## BEGIN

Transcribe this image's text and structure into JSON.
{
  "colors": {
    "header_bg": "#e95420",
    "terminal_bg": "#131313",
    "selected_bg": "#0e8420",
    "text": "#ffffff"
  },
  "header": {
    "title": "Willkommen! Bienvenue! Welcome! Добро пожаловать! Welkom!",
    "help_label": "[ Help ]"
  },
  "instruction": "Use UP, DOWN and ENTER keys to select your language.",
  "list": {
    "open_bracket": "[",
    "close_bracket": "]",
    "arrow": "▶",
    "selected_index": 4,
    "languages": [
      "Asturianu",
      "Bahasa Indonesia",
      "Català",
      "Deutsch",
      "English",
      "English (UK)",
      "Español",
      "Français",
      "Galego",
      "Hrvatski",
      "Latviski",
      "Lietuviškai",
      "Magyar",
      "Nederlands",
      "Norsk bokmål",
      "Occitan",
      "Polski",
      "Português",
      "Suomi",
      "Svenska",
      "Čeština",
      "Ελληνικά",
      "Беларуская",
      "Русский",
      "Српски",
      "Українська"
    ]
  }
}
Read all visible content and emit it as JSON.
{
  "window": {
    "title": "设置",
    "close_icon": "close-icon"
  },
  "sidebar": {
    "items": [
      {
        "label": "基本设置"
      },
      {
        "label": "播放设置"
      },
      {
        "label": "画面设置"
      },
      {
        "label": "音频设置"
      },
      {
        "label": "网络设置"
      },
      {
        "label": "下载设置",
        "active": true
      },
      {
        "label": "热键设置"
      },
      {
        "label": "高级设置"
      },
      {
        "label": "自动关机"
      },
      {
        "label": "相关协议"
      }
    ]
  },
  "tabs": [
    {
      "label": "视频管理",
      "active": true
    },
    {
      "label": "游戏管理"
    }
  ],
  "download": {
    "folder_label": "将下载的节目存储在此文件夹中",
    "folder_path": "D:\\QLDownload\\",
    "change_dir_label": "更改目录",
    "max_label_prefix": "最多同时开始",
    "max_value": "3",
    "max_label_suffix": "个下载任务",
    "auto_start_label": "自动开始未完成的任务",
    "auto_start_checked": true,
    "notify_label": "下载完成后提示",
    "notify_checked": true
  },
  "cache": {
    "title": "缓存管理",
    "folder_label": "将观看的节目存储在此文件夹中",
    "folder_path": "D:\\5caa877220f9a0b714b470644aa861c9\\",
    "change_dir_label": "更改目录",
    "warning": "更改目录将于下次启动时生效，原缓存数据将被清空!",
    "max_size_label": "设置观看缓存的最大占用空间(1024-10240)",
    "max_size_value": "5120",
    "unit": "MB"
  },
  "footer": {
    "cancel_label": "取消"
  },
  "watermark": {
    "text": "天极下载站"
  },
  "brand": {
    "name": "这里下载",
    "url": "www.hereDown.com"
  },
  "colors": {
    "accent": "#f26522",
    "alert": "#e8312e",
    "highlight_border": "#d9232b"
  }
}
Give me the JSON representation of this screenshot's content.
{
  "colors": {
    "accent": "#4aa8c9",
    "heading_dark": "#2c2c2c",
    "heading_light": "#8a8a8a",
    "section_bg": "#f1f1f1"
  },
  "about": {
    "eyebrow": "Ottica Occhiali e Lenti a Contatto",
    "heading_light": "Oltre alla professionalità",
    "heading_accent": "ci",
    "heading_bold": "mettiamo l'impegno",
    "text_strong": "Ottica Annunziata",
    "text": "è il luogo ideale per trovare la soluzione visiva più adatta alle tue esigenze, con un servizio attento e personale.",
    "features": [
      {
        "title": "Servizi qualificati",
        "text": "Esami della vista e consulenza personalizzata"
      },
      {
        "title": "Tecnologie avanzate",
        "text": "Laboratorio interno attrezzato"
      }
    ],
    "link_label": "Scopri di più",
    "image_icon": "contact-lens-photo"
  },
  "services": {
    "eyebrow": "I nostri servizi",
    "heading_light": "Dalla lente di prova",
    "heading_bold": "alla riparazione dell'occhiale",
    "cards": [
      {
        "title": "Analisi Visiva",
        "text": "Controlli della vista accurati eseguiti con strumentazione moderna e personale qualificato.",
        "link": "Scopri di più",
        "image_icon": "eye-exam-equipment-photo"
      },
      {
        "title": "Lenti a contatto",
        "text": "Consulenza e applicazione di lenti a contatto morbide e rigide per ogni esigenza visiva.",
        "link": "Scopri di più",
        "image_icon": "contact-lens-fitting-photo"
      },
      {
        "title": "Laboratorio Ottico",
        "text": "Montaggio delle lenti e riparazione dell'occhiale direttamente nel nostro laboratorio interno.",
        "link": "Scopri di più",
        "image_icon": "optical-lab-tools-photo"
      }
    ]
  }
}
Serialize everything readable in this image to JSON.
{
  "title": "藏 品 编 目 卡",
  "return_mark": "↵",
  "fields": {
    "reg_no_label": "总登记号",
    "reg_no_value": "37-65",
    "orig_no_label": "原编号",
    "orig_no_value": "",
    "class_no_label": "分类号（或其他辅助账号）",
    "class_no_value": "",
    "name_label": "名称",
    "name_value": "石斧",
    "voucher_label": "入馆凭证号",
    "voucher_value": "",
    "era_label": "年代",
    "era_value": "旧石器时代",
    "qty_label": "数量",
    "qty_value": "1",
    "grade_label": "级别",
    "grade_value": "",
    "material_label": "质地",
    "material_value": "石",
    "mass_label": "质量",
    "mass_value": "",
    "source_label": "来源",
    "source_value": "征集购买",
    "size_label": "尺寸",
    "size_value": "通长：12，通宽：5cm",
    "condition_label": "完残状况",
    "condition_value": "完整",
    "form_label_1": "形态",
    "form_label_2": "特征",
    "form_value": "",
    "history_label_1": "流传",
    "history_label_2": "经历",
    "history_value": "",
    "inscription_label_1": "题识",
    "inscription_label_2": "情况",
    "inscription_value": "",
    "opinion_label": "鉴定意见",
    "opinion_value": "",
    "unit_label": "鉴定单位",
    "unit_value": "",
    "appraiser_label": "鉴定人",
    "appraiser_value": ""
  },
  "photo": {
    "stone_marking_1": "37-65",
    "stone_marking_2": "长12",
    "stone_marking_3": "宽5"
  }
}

## END

■ Stated exercise ■
Set down all of the records shown above once more, exactly.

■ Solution to this exercise ■
Transcribe this image's text and structure into JSON.
{
  "colors": {
    "header_bg": "#e95420",
    "terminal_bg": "#131313",
    "selected_bg": "#0e8420",
    "text": "#ffffff"
  },
  "header": {
    "title": "Willkommen! Bienvenue! Welcome! Добро пожаловать! Welkom!",
    "help_label": "[ Help ]"
  },
  "instruction": "Use UP, DOWN and ENTER keys to select your language.",
  "list": {
    "open_bracket": "[",
    "close_bracket": "]",
    "arrow": "▶",
    "selected_index": 4,
    "languages": [
      "Asturianu",
      "Bahasa Indonesia",
      "Català",
      "Deutsch",
      "English",
      "English (UK)",
      "Español",
      "Français",
      "Galego",
      "Hrvatski",
      "Latviski",
      "Lietuviškai",
      "Magyar",
      "Nederlands",
      "Norsk bokmål",
      "Occitan",
      "Polski",
      "Português",
      "Suomi",
      "Svenska",
      "Čeština",
      "Ελληνικά",
      "Беларуская",
      "Русский",
      "Српски",
      "Українська"
    ]
  }
}
Read all visible content and emit it as JSON.
{
  "window": {
    "title": "设置",
    "close_icon": "close-icon"
  },
  "sidebar": {
    "items": [
      {
        "label": "基本设置"
      },
      {
        "label": "播放设置"
      },
      {
        "label": "画面设置"
      },
      {
        "label": "音频设置"
      },
      {
        "label": "网络设置"
      },
      {
        "label": "下载设置",
        "active": true
      },
      {
        "label": "热键设置"
      },
      {
        "label": "高级设置"
      },
      {
        "label": "自动关机"
      },
      {
        "label": "相关协议"
      }
    ]
  },
  "tabs": [
    {
      "label": "视频管理",
      "active": true
    },
    {
      "label": "游戏管理"
    }
  ],
  "download": {
    "folder_label": "将下载的节目存储在此文件夹中",
    "folder_path": "D:\\QLDownload\\",
    "change_dir_label": "更改目录",
    "max_label_prefix": "最多同时开始",
    "max_value": "3",
    "max_label_suffix": "个下载任务",
    "auto_start_label": "自动开始未完成的任务",
    "auto_start_checked": true,
    "notify_label": "下载完成后提示",
    "notify_checked": true
  },
  "cache": {
    "title": "缓存管理",
    "folder_label": "将观看的节目存储在此文件夹中",
    "folder_path": "D:\\5caa877220f9a0b714b470644aa861c9\\",
    "change_dir_label": "更改目录",
    "warning": "更改目录将于下次启动时生效，原缓存数据将被清空!",
    "max_size_label": "设置观看缓存的最大占用空间(1024-10240)",
    "max_size_value": "5120",
    "unit": "MB"
  },
  "footer": {
    "cancel_label": "取消"
  },
  "watermark": {
    "text": "天极下载站"
  },
  "brand": {
    "name": "这里下载",
    "url": "www.hereDown.com"
  },
  "colors": {
    "accent": "#f26522",
    "alert": "#e8312e",
    "highlight_border": "#d9232b"
  }
}
Give me the JSON representation of this screenshot's content.
{
  "colors": {
    "accent": "#4aa8c9",
    "heading_dark": "#2c2c2c",
    "heading_light": "#8a8a8a",
    "section_bg": "#f1f1f1"
  },
  "about": {
    "eyebrow": "Ottica Occhiali e Lenti a Contatto",
    "heading_light": "Oltre alla professionalità",
    "heading_accent": "ci",
    "heading_bold": "mettiamo l'impegno",
    "text_strong": "Ottica Annunziata",
    "text": "è il luogo ideale per trovare la soluzione visiva più adatta alle tue esigenze, con un servizio attento e personale.",
    "features": [
      {
        "title": "Servizi qualificati",
        "text": "Esami della vista e consulenza personalizzata"
      },
      {
        "title": "Tecnologie avanzate",
        "text": "Laboratorio interno attrezzato"
      }
    ],
    "link_label": "Scopri di più",
    "image_icon": "contact-lens-photo"
  },
  "services": {
    "eyebrow": "I nostri servizi",
    "heading_light": "Dalla lente di prova",
    "heading_bold": "alla riparazione dell'occhiale",
    "cards": [
      {
        "title": "Analisi Visiva",
        "text": "Controlli della vista accurati eseguiti con strumentazione moderna e personale qualificato.",
        "link": "Scopri di più",
        "image_icon": "eye-exam-equipment-photo"
      },
      {
        "title": "Lenti a contatto",
        "text": "Consulenza e applicazione di lenti a contatto morbide e rigide per ogni esigenza visiva.",
        "link": "Scopri di più",
        "image_icon": "contact-lens-fitting-photo"
      },
      {
        "title": "Laboratorio Ottico",
        "text": "Montaggio delle lenti e riparazione dell'occhiale direttamente nel nostro laboratorio interno.",
        "link": "Scopri di più",
        "image_icon": "optical-lab-tools-photo"
      }
    ]
  }
}
Serialize everything readable in this image to JSON.
{
  "title": "藏 品 编 目 卡",
  "return_mark": "↵",
  "fields": {
    "reg_no_label": "总登记号",
    "reg_no_value": "37-65",
    "orig_no_label": "原编号",
    "orig_no_value": "",
    "class_no_label": "分类号（或其他辅助账号）",
    "class_no_value": "",
    "name_label": "名称",
    "name_value": "石斧",
    "voucher_label": "入馆凭证号",
    "voucher_value": "",
    "era_label": "年代",
    "era_value": "旧石器时代",
    "qty_label": "数量",
    "qty_value": "1",
    "grade_label": "级别",
    "grade_value": "",
    "material_label": "质地",
    "material_value": "石",
    "mass_label": "质量",
    "mass_value": "",
    "source_label": "来源",
    "source_value": "征集购买",
    "size_label": "尺寸",
    "size_value": "通长：12，通宽：5cm",
    "condition_label": "完残状况",
    "condition_value": "完整",
    "form_label_1": "形态",
    "form_label_2": "特征",
    "form_value": "",
    "history_label_1": "流传",
    "history_label_2": "经历",
    "history_value": "",
    "inscription_label_1": "题识",
    "inscription_label_2": "情况",
    "inscription_value": "",
    "opinion_label": "鉴定意见",
    "opinion_value": "",
    "unit_label": "鉴定单位",
    "unit_value": "",
    "appraiser_label": "鉴定人",
    "appraiser_value": ""
  },
  "photo": {
    "stone_marking_1": "37-65",
    "stone_marking_2": "长12",
    "stone_marking_3": "宽5"
  }
}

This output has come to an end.